**TEXT EXCERPT:**

Tanzanite can be confused with sapphire. Interference figure, refractive index, and specific gravity can easily separate tanzanite from sapphire.

Color

Violet blue to blue to bluish purple. The color is due to vanadium.
Someone once described the color of tanzanite as "Tanzanite looks like sapphire wishes it could look" [Wise, 2003].

Diaphaneity

Transparent.

Magnification

Tanzanite is a type I stone on the GIA clarity scale and is usually not included.

Refractometer

n_α = 1.685 - 1.696, n_β = 1.693 -1.702 and n_γ = 1.700 -1.707 with a birefringence of 0.008 - 0.013.
The optic nature is biaxial +.

Other stones falling in this range are:

Diopside (higher birefringence)
Sinhalite (higher birefringence)
Idocrase (higher refractive index and lower birefringence)

Specific gravity

3.25 - 3.60 (mean 3.35).
Tanzanite will sink slowly in methylene iodide (sg = 3.33).

Spectroscope

Figure $\PageIndex{1}$ : Spectrum of blue, transparent tanzanite.

Untreated tanzanite will show weak bands in the yellow-orange, red, green and blue. Heat treated tanzanite may show even weaker bands or none at all (especially in lighter colors).

Pleochroism

Natural tanzanite does occur and it exhibits strong trichroism. The typical colors are violet to purplish red, blue and green (the green portion may also be yellow).
Most tanzanite on the market is heated brownish zoisite and shows two distinct colors under the dichroscope: violet to purplish red and blue. There will be two shades of blue, so the stone is still considered as trichroic, but the yellow or green is not observed in these heated stones. For that reason, it is often referred to as being dichroic.

Durability

Tanzanite is relatively soft on the Moh's scale (6½) so care should be taken not to scratch it. Due to its perfect prismatic cleavage it can easily break when hit with a hard and/or sharp object.

Phenomena

Cat's eye stones are known to exist.

Treatments

Usually, Tanzanite is heat treated to remove the yellow-green to brown components. Heating is usually conducted at temperatures between 400 and 600 degrees centigrade. As Tanzanite's color largely depends on the ratio of Vanadium and Titanium within its crystal structure, any changes to this delicate balance have a marked effect on its color. Heating results in a valence exchange reaction or redox reaction which causes an increase in the violet and blue colors and renders the Titanium colorless. The image below shows Tanzanite crystals before and after heating.

**SET EXERCISE 1:**
According to the tanzanite excerpt, at what temperatures is tanzanite usually heated?

**DATA TO PROCESS:**
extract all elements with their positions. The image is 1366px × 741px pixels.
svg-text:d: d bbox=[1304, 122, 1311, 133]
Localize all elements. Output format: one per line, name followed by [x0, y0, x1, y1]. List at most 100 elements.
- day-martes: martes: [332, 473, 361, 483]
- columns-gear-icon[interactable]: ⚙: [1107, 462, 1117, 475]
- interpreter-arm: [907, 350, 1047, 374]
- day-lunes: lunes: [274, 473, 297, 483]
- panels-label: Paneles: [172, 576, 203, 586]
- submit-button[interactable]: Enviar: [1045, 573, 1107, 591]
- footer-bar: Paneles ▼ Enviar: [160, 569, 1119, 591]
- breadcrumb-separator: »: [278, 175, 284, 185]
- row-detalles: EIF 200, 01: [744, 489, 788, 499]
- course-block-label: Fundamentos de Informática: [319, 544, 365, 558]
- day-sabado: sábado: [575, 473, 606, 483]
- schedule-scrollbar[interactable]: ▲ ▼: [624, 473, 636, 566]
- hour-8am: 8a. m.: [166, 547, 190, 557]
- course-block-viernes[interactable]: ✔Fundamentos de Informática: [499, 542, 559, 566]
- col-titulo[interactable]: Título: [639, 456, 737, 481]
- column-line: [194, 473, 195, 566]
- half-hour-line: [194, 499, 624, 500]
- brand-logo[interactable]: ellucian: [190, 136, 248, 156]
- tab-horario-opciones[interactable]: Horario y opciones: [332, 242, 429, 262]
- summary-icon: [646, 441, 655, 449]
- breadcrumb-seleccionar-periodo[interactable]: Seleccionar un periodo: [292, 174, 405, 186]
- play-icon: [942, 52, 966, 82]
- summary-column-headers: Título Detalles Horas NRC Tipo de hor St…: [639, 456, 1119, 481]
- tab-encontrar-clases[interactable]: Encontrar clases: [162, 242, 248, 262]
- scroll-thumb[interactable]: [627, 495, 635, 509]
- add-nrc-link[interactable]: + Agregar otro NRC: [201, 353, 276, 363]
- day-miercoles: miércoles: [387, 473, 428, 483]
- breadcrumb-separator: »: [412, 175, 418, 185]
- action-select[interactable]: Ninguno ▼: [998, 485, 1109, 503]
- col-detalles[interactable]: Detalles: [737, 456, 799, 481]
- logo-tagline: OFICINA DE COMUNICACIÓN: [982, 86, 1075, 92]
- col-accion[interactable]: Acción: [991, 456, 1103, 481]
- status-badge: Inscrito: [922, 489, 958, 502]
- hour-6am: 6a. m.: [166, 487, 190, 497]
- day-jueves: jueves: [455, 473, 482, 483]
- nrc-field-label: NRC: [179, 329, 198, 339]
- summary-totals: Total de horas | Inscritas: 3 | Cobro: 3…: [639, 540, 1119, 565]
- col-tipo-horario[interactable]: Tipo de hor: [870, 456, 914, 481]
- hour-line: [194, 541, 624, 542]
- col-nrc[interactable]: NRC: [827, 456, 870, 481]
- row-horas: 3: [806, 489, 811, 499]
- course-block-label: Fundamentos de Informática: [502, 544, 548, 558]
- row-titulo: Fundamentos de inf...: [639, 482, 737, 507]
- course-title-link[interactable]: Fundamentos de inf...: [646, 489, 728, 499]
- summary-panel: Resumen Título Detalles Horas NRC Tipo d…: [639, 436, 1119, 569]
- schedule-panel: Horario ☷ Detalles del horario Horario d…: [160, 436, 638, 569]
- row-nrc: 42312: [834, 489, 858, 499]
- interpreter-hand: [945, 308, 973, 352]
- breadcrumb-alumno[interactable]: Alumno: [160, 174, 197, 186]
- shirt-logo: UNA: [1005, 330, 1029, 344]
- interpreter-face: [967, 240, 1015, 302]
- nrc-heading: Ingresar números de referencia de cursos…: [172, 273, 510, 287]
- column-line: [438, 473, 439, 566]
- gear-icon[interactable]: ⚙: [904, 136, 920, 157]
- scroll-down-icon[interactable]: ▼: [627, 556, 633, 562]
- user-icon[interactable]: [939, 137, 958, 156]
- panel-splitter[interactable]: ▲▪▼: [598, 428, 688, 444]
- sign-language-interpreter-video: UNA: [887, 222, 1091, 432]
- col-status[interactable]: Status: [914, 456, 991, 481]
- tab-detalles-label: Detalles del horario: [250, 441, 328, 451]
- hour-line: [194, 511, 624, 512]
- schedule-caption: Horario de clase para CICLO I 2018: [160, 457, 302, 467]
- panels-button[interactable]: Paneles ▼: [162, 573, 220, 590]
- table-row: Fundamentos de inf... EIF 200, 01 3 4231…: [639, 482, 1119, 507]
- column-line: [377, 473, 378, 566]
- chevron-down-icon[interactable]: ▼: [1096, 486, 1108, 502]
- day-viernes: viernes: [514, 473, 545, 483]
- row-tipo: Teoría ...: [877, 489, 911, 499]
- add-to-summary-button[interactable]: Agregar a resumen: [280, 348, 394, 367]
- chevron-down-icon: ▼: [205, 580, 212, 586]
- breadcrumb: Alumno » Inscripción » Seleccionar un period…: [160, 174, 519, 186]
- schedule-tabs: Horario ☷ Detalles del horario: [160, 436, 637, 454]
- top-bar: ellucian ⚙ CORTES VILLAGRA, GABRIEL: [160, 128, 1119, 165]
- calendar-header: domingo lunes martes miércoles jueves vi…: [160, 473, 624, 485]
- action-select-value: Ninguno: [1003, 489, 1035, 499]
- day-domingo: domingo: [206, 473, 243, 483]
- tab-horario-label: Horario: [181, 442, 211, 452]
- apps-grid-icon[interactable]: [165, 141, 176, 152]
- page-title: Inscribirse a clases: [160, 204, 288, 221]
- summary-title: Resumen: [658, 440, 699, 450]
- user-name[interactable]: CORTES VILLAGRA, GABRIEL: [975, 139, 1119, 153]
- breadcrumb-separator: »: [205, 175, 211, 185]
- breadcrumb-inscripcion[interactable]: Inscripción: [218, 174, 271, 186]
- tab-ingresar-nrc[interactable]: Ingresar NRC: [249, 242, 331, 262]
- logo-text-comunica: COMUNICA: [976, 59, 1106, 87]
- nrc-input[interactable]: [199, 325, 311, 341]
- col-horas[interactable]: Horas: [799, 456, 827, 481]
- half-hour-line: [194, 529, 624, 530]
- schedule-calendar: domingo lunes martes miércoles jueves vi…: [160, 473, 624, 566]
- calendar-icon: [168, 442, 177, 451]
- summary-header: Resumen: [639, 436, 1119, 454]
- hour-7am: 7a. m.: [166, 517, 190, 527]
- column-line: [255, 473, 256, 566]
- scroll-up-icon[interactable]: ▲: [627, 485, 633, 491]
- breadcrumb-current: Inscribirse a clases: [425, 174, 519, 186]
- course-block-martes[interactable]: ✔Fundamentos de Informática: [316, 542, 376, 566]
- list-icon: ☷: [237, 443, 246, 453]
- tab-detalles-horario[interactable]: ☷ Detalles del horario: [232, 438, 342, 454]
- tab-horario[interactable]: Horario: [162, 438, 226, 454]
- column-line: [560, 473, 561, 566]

**SET EXERCISE 2:**
Put into a numbered list the lines of the records from the first line through the line containing "- play-icon: [942, 52, 966, 82]", leaving out any blank lines.

**TASK RESPONSE 1:**
Between 400 and 600 degrees centigrade.

**TASK RESPONSE 2:**
1. extract all elements with their positions. The image is 1366px × 741px pixels.
2. svg-text:d: d bbox=[1304, 122, 1311, 133]
3. Localize all elements. Output format: one per line, name followed by [x0, y0, x1, y1]. List at most 100 elements.
4. - day-martes: martes: [332, 473, 361, 483]
5. - columns-gear-icon[interactable]: ⚙: [1107, 462, 1117, 475]
6. - interpreter-arm: [907, 350, 1047, 374]
7. - day-lunes: lunes: [274, 473, 297, 483]
8. - panels-label: Paneles: [172, 576, 203, 586]
9. - submit-button[interactable]: Enviar: [1045, 573, 1107, 591]
10. - footer-bar: Paneles ▼ Enviar: [160, 569, 1119, 591]
11. - breadcrumb-separator: »: [278, 175, 284, 185]
12. - row-detalles: EIF 200, 01: [744, 489, 788, 499]
13. - course-block-label: Fundamentos de Informática: [319, 544, 365, 558]
14. - day-sabado: sábado: [575, 473, 606, 483]
15. - schedule-scrollbar[interactable]: ▲ ▼: [624, 473, 636, 566]
16. - hour-8am: 8a. m.: [166, 547, 190, 557]
17. - course-block-viernes[interactable]: ✔Fundamentos de Informática: [499, 542, 559, 566]
18. - col-titulo[interactable]: Título: [639, 456, 737, 481]
19. - column-line: [194, 473, 195, 566]
20. - half-hour-line: [194, 499, 624, 500]
21. - brand-logo[interactable]: ellucian: [190, 136, 248, 156]
22. - tab-horario-opciones[interactable]: Horario y opciones: [332, 242, 429, 262]
23. - summary-icon: [646, 441, 655, 449]
24. - breadcrumb-seleccionar-periodo[interactable]: Seleccionar un periodo: [292, 174, 405, 186]
25. - play-icon: [942, 52, 966, 82]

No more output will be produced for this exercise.